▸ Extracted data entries
::::

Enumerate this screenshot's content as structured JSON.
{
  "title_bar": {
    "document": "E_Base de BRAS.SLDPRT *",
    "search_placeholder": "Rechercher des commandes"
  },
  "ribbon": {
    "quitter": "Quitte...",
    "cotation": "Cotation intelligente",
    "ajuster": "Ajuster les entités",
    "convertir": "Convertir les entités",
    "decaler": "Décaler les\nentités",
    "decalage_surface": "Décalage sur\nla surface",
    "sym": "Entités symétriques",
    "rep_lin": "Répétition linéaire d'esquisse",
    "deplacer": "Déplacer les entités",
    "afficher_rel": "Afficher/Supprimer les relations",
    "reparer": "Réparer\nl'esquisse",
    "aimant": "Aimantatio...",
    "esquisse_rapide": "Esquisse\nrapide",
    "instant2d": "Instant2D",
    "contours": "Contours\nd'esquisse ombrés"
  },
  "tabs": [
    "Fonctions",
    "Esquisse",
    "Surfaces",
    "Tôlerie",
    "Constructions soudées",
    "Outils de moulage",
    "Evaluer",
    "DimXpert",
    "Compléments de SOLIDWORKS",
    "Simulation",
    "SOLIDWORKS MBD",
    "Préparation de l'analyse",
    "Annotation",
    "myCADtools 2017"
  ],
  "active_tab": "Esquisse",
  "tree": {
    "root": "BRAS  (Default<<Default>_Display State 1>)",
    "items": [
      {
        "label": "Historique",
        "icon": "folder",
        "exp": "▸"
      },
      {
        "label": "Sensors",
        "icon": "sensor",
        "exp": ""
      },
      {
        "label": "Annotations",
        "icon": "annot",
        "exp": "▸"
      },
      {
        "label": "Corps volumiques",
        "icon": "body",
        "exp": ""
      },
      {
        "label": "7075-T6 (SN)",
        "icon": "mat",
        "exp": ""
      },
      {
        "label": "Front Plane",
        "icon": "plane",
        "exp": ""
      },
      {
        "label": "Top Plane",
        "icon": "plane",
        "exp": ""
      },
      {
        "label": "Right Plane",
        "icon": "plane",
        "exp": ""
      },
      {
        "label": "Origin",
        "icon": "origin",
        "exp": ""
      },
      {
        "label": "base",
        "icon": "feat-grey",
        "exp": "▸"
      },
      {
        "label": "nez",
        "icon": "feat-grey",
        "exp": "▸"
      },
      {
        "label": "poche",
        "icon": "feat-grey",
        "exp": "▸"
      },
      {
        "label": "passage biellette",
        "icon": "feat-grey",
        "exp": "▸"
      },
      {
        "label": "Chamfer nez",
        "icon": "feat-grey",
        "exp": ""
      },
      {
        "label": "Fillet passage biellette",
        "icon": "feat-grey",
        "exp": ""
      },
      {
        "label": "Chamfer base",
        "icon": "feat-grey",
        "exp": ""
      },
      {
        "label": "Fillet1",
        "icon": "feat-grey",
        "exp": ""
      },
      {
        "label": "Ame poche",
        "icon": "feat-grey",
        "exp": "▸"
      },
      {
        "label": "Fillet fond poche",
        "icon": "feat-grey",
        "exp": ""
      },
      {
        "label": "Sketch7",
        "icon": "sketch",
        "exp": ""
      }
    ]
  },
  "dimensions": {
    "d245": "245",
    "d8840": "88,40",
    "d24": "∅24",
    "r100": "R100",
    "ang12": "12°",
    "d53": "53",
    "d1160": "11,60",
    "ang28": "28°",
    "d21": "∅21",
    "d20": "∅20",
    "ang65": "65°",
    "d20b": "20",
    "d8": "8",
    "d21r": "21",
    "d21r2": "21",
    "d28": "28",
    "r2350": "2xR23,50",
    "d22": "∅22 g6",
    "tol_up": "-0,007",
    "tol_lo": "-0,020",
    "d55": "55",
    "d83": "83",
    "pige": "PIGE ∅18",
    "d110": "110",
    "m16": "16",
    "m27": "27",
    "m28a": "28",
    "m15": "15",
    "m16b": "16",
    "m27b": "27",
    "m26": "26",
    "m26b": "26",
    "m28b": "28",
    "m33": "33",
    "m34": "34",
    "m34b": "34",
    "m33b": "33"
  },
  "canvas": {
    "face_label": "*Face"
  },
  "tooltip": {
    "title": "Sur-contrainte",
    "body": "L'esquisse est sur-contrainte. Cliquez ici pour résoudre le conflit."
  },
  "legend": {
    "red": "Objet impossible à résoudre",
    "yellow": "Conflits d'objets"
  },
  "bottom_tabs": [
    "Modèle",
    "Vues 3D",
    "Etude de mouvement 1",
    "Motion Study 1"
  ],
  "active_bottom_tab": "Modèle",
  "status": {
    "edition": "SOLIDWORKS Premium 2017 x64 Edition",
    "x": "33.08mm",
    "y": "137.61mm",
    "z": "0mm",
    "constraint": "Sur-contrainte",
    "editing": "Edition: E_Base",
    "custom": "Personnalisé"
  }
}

::::

▸ Exercise
Every line of the material must be returned exactly as it appears.

▸ Reply to the exercise
Enumerate this screenshot's content as structured JSON.
{
  "title_bar": {
    "document": "E_Base de BRAS.SLDPRT *",
    "search_placeholder": "Rechercher des commandes"
  },
  "ribbon": {
    "quitter": "Quitte...",
    "cotation": "Cotation intelligente",
    "ajuster": "Ajuster les entités",
    "convertir": "Convertir les entités",
    "decaler": "Décaler les\nentités",
    "decalage_surface": "Décalage sur\nla surface",
    "sym": "Entités symétriques",
    "rep_lin": "Répétition linéaire d'esquisse",
    "deplacer": "Déplacer les entités",
    "afficher_rel": "Afficher/Supprimer les relations",
    "reparer": "Réparer\nl'esquisse",
    "aimant": "Aimantatio...",
    "esquisse_rapide": "Esquisse\nrapide",
    "instant2d": "Instant2D",
    "contours": "Contours\nd'esquisse ombrés"
  },
  "tabs": [
    "Fonctions",
    "Esquisse",
    "Surfaces",
    "Tôlerie",
    "Constructions soudées",
    "Outils de moulage",
    "Evaluer",
    "DimXpert",
    "Compléments de SOLIDWORKS",
    "Simulation",
    "SOLIDWORKS MBD",
    "Préparation de l'analyse",
    "Annotation",
    "myCADtools 2017"
  ],
  "active_tab": "Esquisse",
  "tree": {
    "root": "BRAS  (Default<<Default>_Display State 1>)",
    "items": [
      {
        "label": "Historique",
        "icon": "folder",
        "exp": "▸"
      },
      {
        "label": "Sensors",
        "icon": "sensor",
        "exp": ""
      },
      {
        "label": "Annotations",
        "icon": "annot",
        "exp": "▸"
      },
      {
        "label": "Corps volumiques",
        "icon": "body",
        "exp": ""
      },
      {
        "label": "7075-T6 (SN)",
        "icon": "mat",
        "exp": ""
      },
      {
        "label": "Front Plane",
        "icon": "plane",
        "exp": ""
      },
      {
        "label": "Top Plane",
        "icon": "plane",
        "exp": ""
      },
      {
        "label": "Right Plane",
        "icon": "plane",
        "exp": ""
      },
      {
        "label": "Origin",
        "icon": "origin",
        "exp": ""
      },
      {
        "label": "base",
        "icon": "feat-grey",
        "exp": "▸"
      },
      {
        "label": "nez",
        "icon": "feat-grey",
        "exp": "▸"
      },
      {
        "label": "poche",
        "icon": "feat-grey",
        "exp": "▸"
      },
      {
        "label": "passage biellette",
        "icon": "feat-grey",
        "exp": "▸"
      },
      {
        "label": "Chamfer nez",
        "icon": "feat-grey",
        "exp": ""
      },
      {
        "label": "Fillet passage biellette",
        "icon": "feat-grey",
        "exp": ""
      },
      {
        "label": "Chamfer base",
        "icon": "feat-grey",
        "exp": ""
      },
      {
        "label": "Fillet1",
        "icon": "feat-grey",
        "exp": ""
      },
      {
        "label": "Ame poche",
        "icon": "feat-grey",
        "exp": "▸"
      },
      {
        "label": "Fillet fond poche",
        "icon": "feat-grey",
        "exp": ""
      },
      {
        "label": "Sketch7",
        "icon": "sketch",
        "exp": ""
      }
    ]
  },
  "dimensions": {
    "d245": "245",
    "d8840": "88,40",
    "d24": "∅24",
    "r100": "R100",
    "ang12": "12°",
    "d53": "53",
    "d1160": "11,60",
    "ang28": "28°",
    "d21": "∅21",
    "d20": "∅20",
    "ang65": "65°",
    "d20b": "20",
    "d8": "8",
    "d21r": "21",
    "d21r2": "21",
    "d28": "28",
    "r2350": "2xR23,50",
    "d22": "∅22 g6",
    "tol_up": "-0,007",
    "tol_lo": "-0,020",
    "d55": "55",
    "d83": "83",
    "pige": "PIGE ∅18",
    "d110": "110",
    "m16": "16",
    "m27": "27",
    "m28a": "28",
    "m15": "15",
    "m16b": "16",
    "m27b": "27",
    "m26": "26",
    "m26b": "26",
    "m28b": "28",
    "m33": "33",
    "m34": "34",
    "m34b": "34",
    "m33b": "33"
  },
  "canvas": {
    "face_label": "*Face"
  },
  "tooltip": {
    "title": "Sur-contrainte",
    "body": "L'esquisse est sur-contrainte. Cliquez ici pour résoudre le conflit."
  },
  "legend": {
    "red": "Objet impossible à résoudre",
    "yellow": "Conflits d'objets"
  },
  "bottom_tabs": [
    "Modèle",
    "Vues 3D",
    "Etude de mouvement 1",
    "Motion Study 1"
  ],
  "active_bottom_tab": "Modèle",
  "status": {
    "edition": "SOLIDWORKS Premium 2017 x64 Edition",
    "x": "33.08mm",
    "y": "137.61mm",
    "z": "0mm",
    "constraint": "Sur-contrainte",
    "editing": "Edition: E_Base",
    "custom": "Personnalisé"
  }
}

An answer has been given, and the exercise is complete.